* _EXERCISE INPUT_:
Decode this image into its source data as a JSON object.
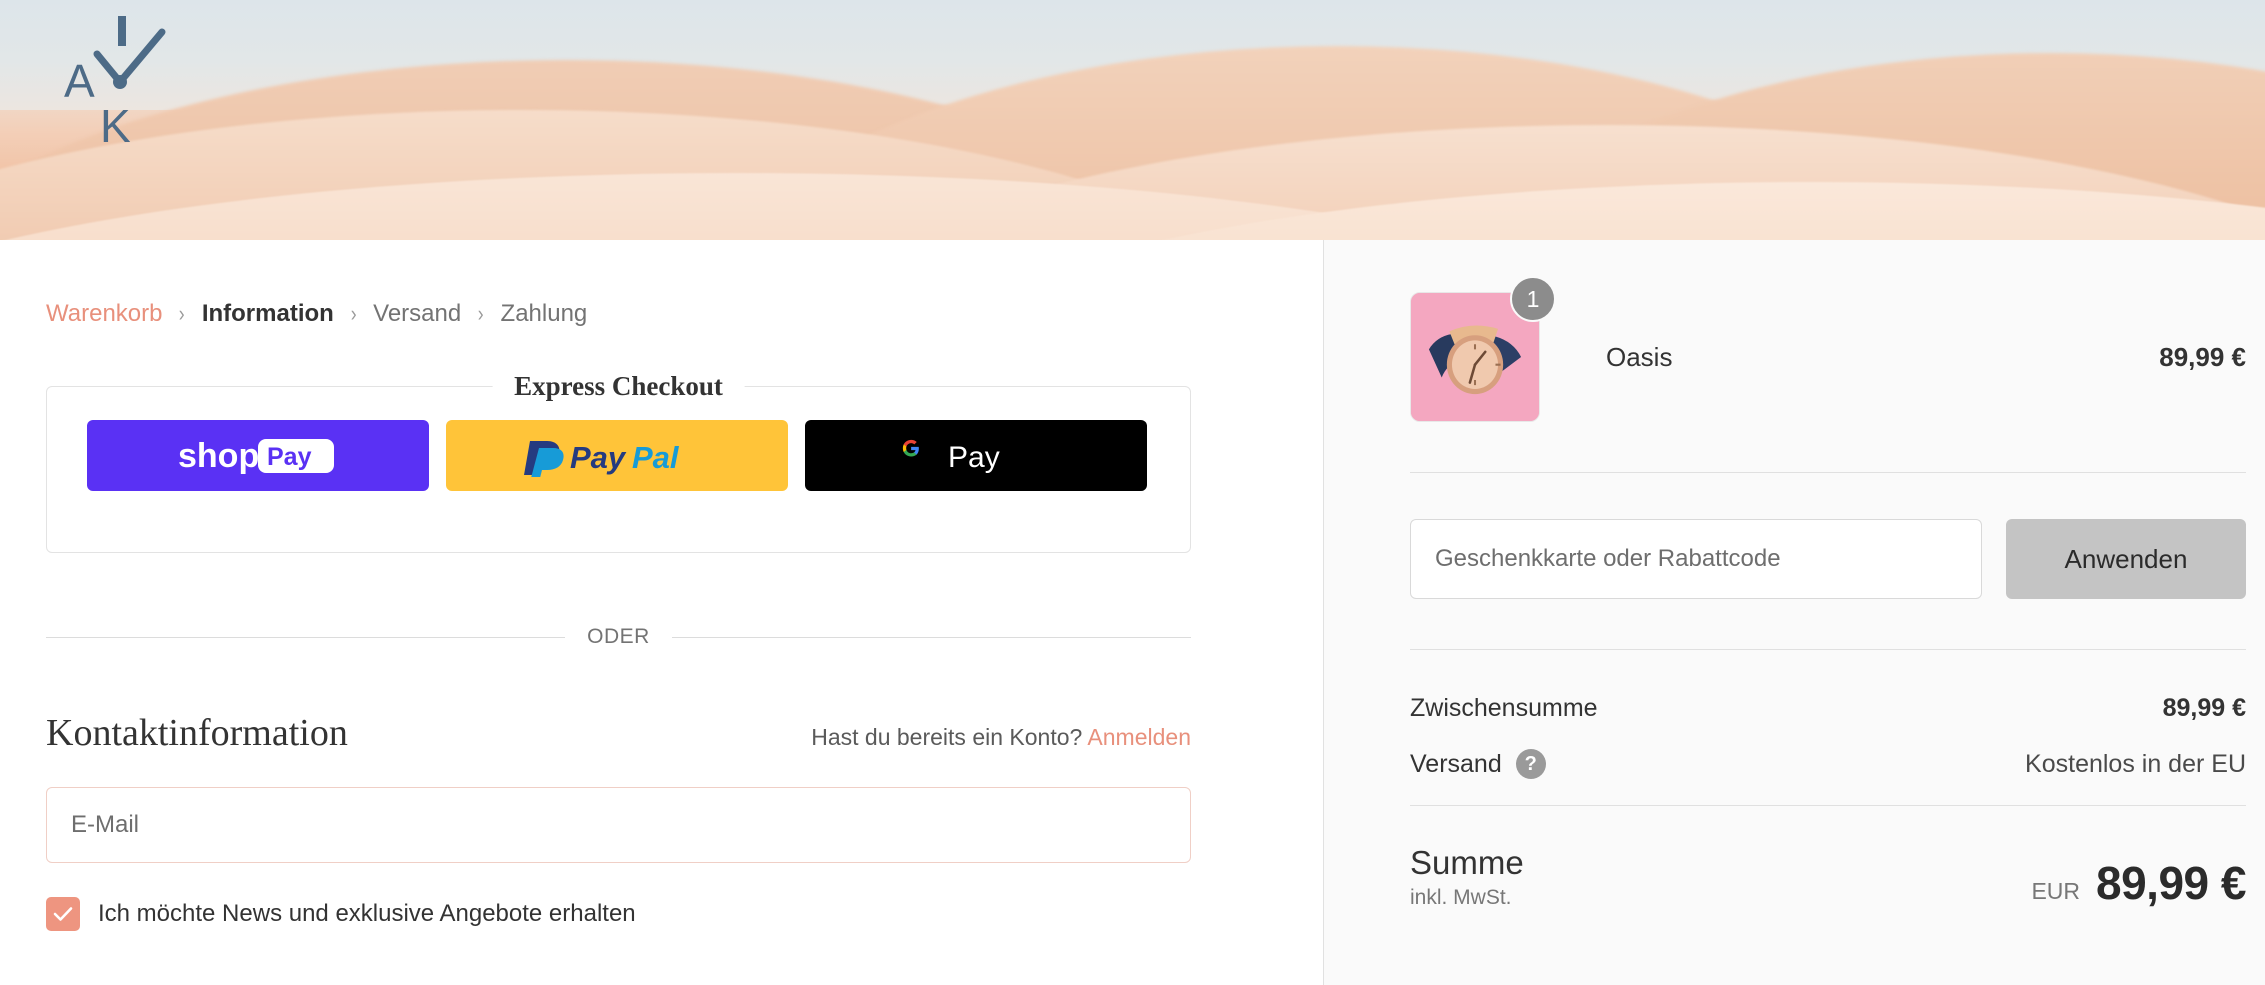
{
  "brand": {
    "logo_letters": [
      "A",
      "I",
      "K"
    ],
    "logo_icon": "clock-hands-logo"
  },
  "hero": {
    "alt": "desert-dunes-banner"
  },
  "breadcrumb": {
    "separator": "›",
    "items": [
      {
        "label": "Warenkorb",
        "state": "link"
      },
      {
        "label": "Information",
        "state": "active"
      },
      {
        "label": "Versand",
        "state": "upcoming"
      },
      {
        "label": "Zahlung",
        "state": "upcoming"
      }
    ]
  },
  "express": {
    "legend": "Express Checkout",
    "buttons": [
      {
        "name": "shop-pay",
        "label": "shop Pay",
        "bg": "#5a31f4"
      },
      {
        "name": "paypal",
        "label": "PayPal",
        "bg": "#ffc439"
      },
      {
        "name": "google-pay",
        "label": "G Pay",
        "bg": "#000000"
      }
    ]
  },
  "divider": {
    "text": "ODER"
  },
  "contact": {
    "title": "Kontaktinformation",
    "account_prompt": "Hast du bereits ein Konto?",
    "login_label": "Anmelden",
    "email_placeholder": "E-Mail",
    "email_value": "",
    "newsletter_label": "Ich möchte News und exklusive Angebote erhalten",
    "newsletter_checked": true
  },
  "summary": {
    "product": {
      "name": "Oasis",
      "quantity": "1",
      "price": "89,99 €",
      "thumb": "watch-navy-strap-rose-gold"
    },
    "discount": {
      "placeholder": "Geschenkkarte oder Rabattcode",
      "value": "",
      "apply_label": "Anwenden"
    },
    "lines": [
      {
        "label": "Zwischensumme",
        "value": "89,99 €",
        "help": false
      },
      {
        "label": "Versand",
        "value": "Kostenlos in der EU",
        "help": true
      }
    ],
    "total": {
      "label": "Summe",
      "sub": "inkl. MwSt.",
      "currency": "EUR",
      "amount": "89,99 €"
    }
  },
  "colors": {
    "accent": "#e8907c",
    "checkbox": "#ee9580",
    "sidebar_bg": "#fafafa",
    "thumb_bg": "#f4a7c0"
  }
}
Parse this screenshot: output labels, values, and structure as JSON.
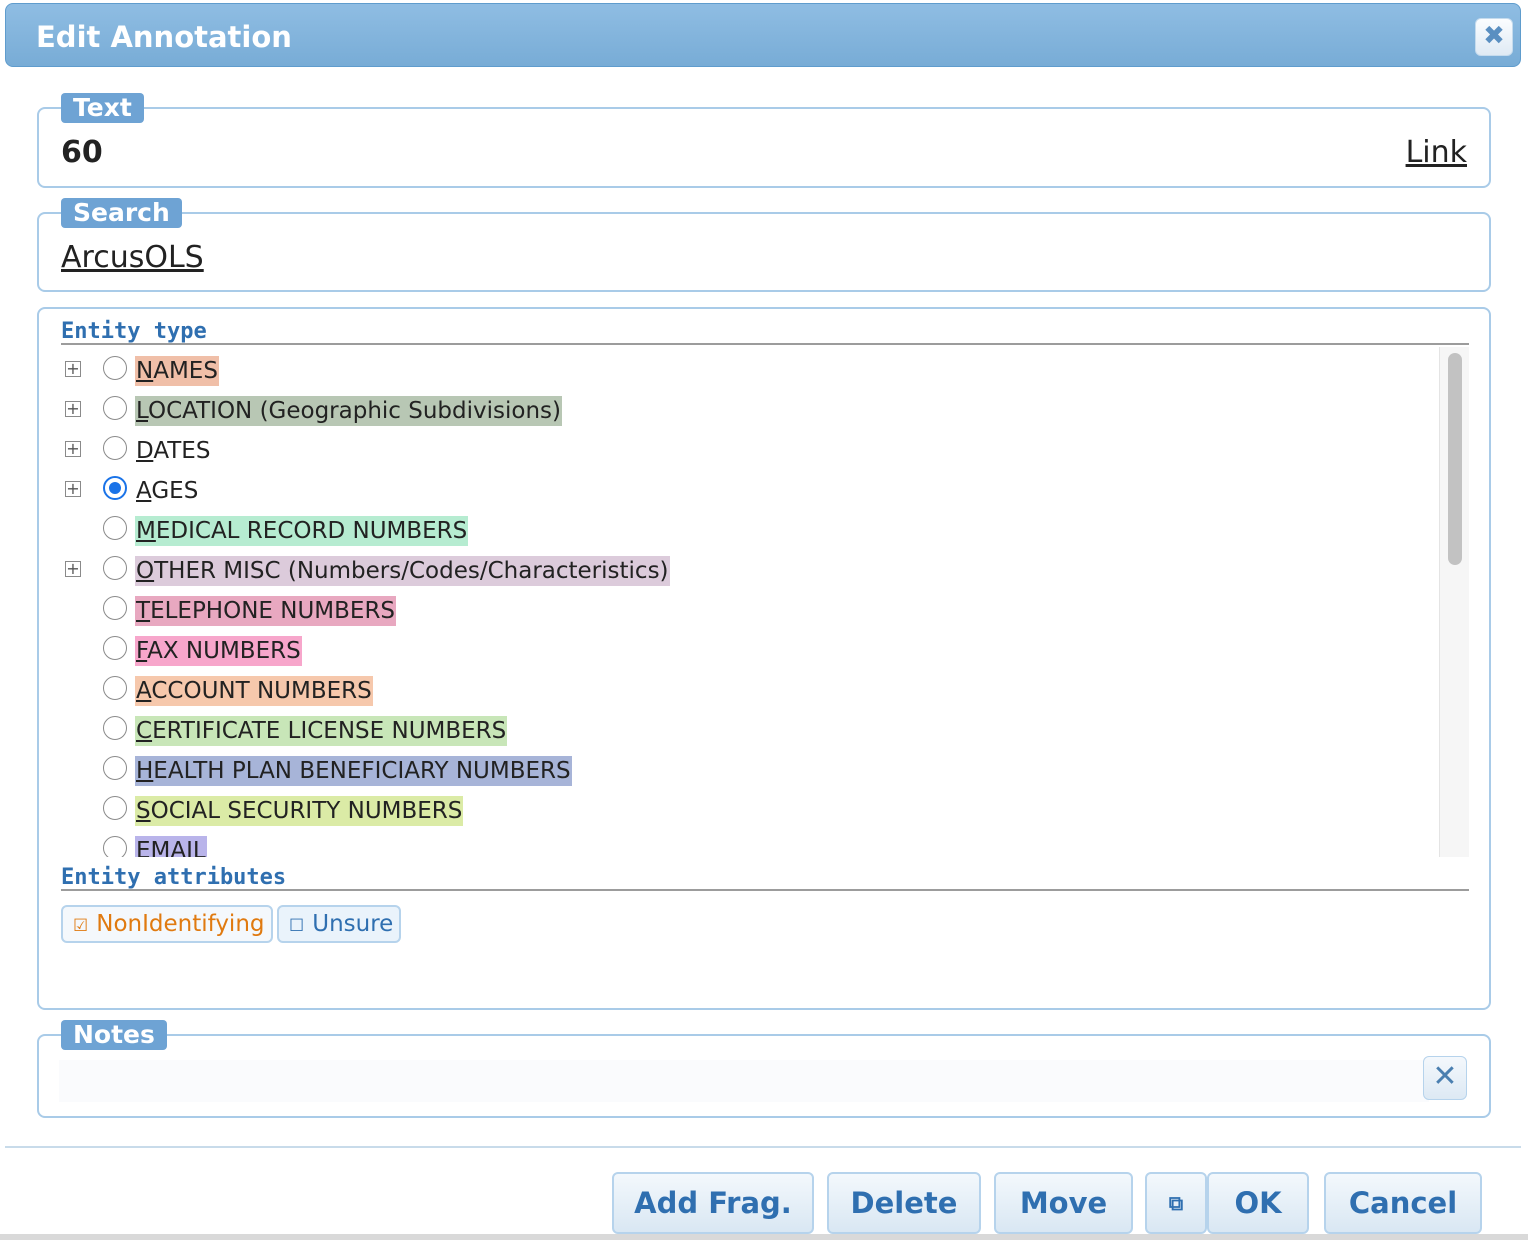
{
  "dialog": {
    "title": "Edit Annotation",
    "close_glyph": "✖"
  },
  "text_section": {
    "legend": "Text",
    "value": "60",
    "link_label": "Link"
  },
  "search_section": {
    "legend": "Search",
    "link_label": "ArcusOLS"
  },
  "entity_type": {
    "heading": "Entity type",
    "expander_glyph": "+",
    "items": [
      {
        "label": "NAMES",
        "color": "#f0bfa8",
        "expandable": true,
        "checked": false
      },
      {
        "label": "LOCATION (Geographic Subdivisions)",
        "color": "#b8c7b4",
        "expandable": true,
        "checked": false
      },
      {
        "label": "DATES",
        "color": "",
        "expandable": true,
        "checked": false
      },
      {
        "label": "AGES",
        "color": "",
        "expandable": true,
        "checked": true
      },
      {
        "label": "MEDICAL RECORD NUMBERS",
        "color": "#b6ecd1",
        "expandable": false,
        "checked": false
      },
      {
        "label": "OTHER MISC (Numbers/Codes/Characteristics)",
        "color": "#dccbdb",
        "expandable": true,
        "checked": false
      },
      {
        "label": "TELEPHONE NUMBERS",
        "color": "#e8a8c0",
        "expandable": false,
        "checked": false
      },
      {
        "label": "FAX NUMBERS",
        "color": "#f7a6cb",
        "expandable": false,
        "checked": false
      },
      {
        "label": "ACCOUNT NUMBERS",
        "color": "#f6c8ac",
        "expandable": false,
        "checked": false
      },
      {
        "label": "CERTIFICATE LICENSE NUMBERS",
        "color": "#c8e6b8",
        "expandable": false,
        "checked": false
      },
      {
        "label": "HEALTH PLAN BENEFICIARY NUMBERS",
        "color": "#a7b4d8",
        "expandable": false,
        "checked": false
      },
      {
        "label": "SOCIAL SECURITY NUMBERS",
        "color": "#dbeba6",
        "expandable": false,
        "checked": false
      },
      {
        "label": "EMAIL",
        "color": "#b9b4ea",
        "expandable": false,
        "checked": false
      }
    ]
  },
  "entity_attributes": {
    "heading": "Entity attributes",
    "items": [
      {
        "label": "NonIdentifying",
        "glyph": "☑",
        "checked": true,
        "color": "#e07a10"
      },
      {
        "label": "Unsure",
        "glyph": "☐",
        "checked": false,
        "color": "#2f6fb0"
      }
    ]
  },
  "notes_section": {
    "legend": "Notes",
    "value": "",
    "clear_glyph": "✕"
  },
  "footer": {
    "add_frag": "Add Frag.",
    "delete": "Delete",
    "move": "Move",
    "lock_glyph": "⧉",
    "ok": "OK",
    "cancel": "Cancel"
  }
}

* _WHAT YOU HAVE TO DO_: Transcribe the full listing character for character. Pictures are excluded.

* _FINAL RESULT_:
Decode this image into its source data as a JSON object.
{
  "brand": {
    "logo_letters": [
      "A",
      "I",
      "K"
    ],
    "logo_icon": "clock-hands-logo"
  },
  "hero": {
    "alt": "desert-dunes-banner"
  },
  "breadcrumb": {
    "separator": "›",
    "items": [
      {
        "label": "Warenkorb",
        "state": "link"
      },
      {
        "label": "Information",
        "state": "active"
      },
      {
        "label": "Versand",
        "state": "upcoming"
      },
      {
        "label": "Zahlung",
        "state": "upcoming"
      }
    ]
  },
  "express": {
    "legend": "Express Checkout",
    "buttons": [
      {
        "name": "shop-pay",
        "label": "shop Pay",
        "bg": "#5a31f4"
      },
      {
        "name": "paypal",
        "label": "PayPal",
        "bg": "#ffc439"
      },
      {
        "name": "google-pay",
        "label": "G Pay",
        "bg": "#000000"
      }
    ]
  },
  "divider": {
    "text": "ODER"
  },
  "contact": {
    "title": "Kontaktinformation",
    "account_prompt": "Hast du bereits ein Konto?",
    "login_label": "Anmelden",
    "email_placeholder": "E-Mail",
    "email_value": "",
    "newsletter_label": "Ich möchte News und exklusive Angebote erhalten",
    "newsletter_checked": true
  },
  "summary": {
    "product": {
      "name": "Oasis",
      "quantity": "1",
      "price": "89,99 €",
      "thumb": "watch-navy-strap-rose-gold"
    },
    "discount": {
      "placeholder": "Geschenkkarte oder Rabattcode",
      "value": "",
      "apply_label": "Anwenden"
    },
    "lines": [
      {
        "label": "Zwischensumme",
        "value": "89,99 €",
        "help": false
      },
      {
        "label": "Versand",
        "value": "Kostenlos in der EU",
        "help": true
      }
    ],
    "total": {
      "label": "Summe",
      "sub": "inkl. MwSt.",
      "currency": "EUR",
      "amount": "89,99 €"
    }
  },
  "colors": {
    "accent": "#e8907c",
    "checkbox": "#ee9580",
    "sidebar_bg": "#fafafa",
    "thumb_bg": "#f4a7c0"
  }
}
Parse this screenshot: output labels, values, and structure as JSON.
{
  "dialog": {
    "title": "Edit Annotation",
    "close_glyph": "✖"
  },
  "text_section": {
    "legend": "Text",
    "value": "60",
    "link_label": "Link"
  },
  "search_section": {
    "legend": "Search",
    "link_label": "ArcusOLS"
  },
  "entity_type": {
    "heading": "Entity type",
    "expander_glyph": "+",
    "items": [
      {
        "label": "NAMES",
        "color": "#f0bfa8",
        "expandable": true,
        "checked": false
      },
      {
        "label": "LOCATION (Geographic Subdivisions)",
        "color": "#b8c7b4",
        "expandable": true,
        "checked": false
      },
      {
        "label": "DATES",
        "color": "",
        "expandable": true,
        "checked": false
      },
      {
        "label": "AGES",
        "color": "",
        "expandable": true,
        "checked": true
      },
      {
        "label": "MEDICAL RECORD NUMBERS",
        "color": "#b6ecd1",
        "expandable": false,
        "checked": false
      },
      {
        "label": "OTHER MISC (Numbers/Codes/Characteristics)",
        "color": "#dccbdb",
        "expandable": true,
        "checked": false
      },
      {
        "label": "TELEPHONE NUMBERS",
        "color": "#e8a8c0",
        "expandable": false,
        "checked": false
      },
      {
        "label": "FAX NUMBERS",
        "color": "#f7a6cb",
        "expandable": false,
        "checked": false
      },
      {
        "label": "ACCOUNT NUMBERS",
        "color": "#f6c8ac",
        "expandable": false,
        "checked": false
      },
      {
        "label": "CERTIFICATE LICENSE NUMBERS",
        "color": "#c8e6b8",
        "expandable": false,
        "checked": false
      },
      {
        "label": "HEALTH PLAN BENEFICIARY NUMBERS",
        "color": "#a7b4d8",
        "expandable": false,
        "checked": false
      },
      {
        "label": "SOCIAL SECURITY NUMBERS",
        "color": "#dbeba6",
        "expandable": false,
        "checked": false
      },
      {
        "label": "EMAIL",
        "color": "#b9b4ea",
        "expandable": false,
        "checked": false
      }
    ]
  },
  "entity_attributes": {
    "heading": "Entity attributes",
    "items": [
      {
        "label": "NonIdentifying",
        "glyph": "☑",
        "checked": true,
        "color": "#e07a10"
      },
      {
        "label": "Unsure",
        "glyph": "☐",
        "checked": false,
        "color": "#2f6fb0"
      }
    ]
  },
  "notes_section": {
    "legend": "Notes",
    "value": "",
    "clear_glyph": "✕"
  },
  "footer": {
    "add_frag": "Add Frag.",
    "delete": "Delete",
    "move": "Move",
    "lock_glyph": "⧉",
    "ok": "OK",
    "cancel": "Cancel"
  }
}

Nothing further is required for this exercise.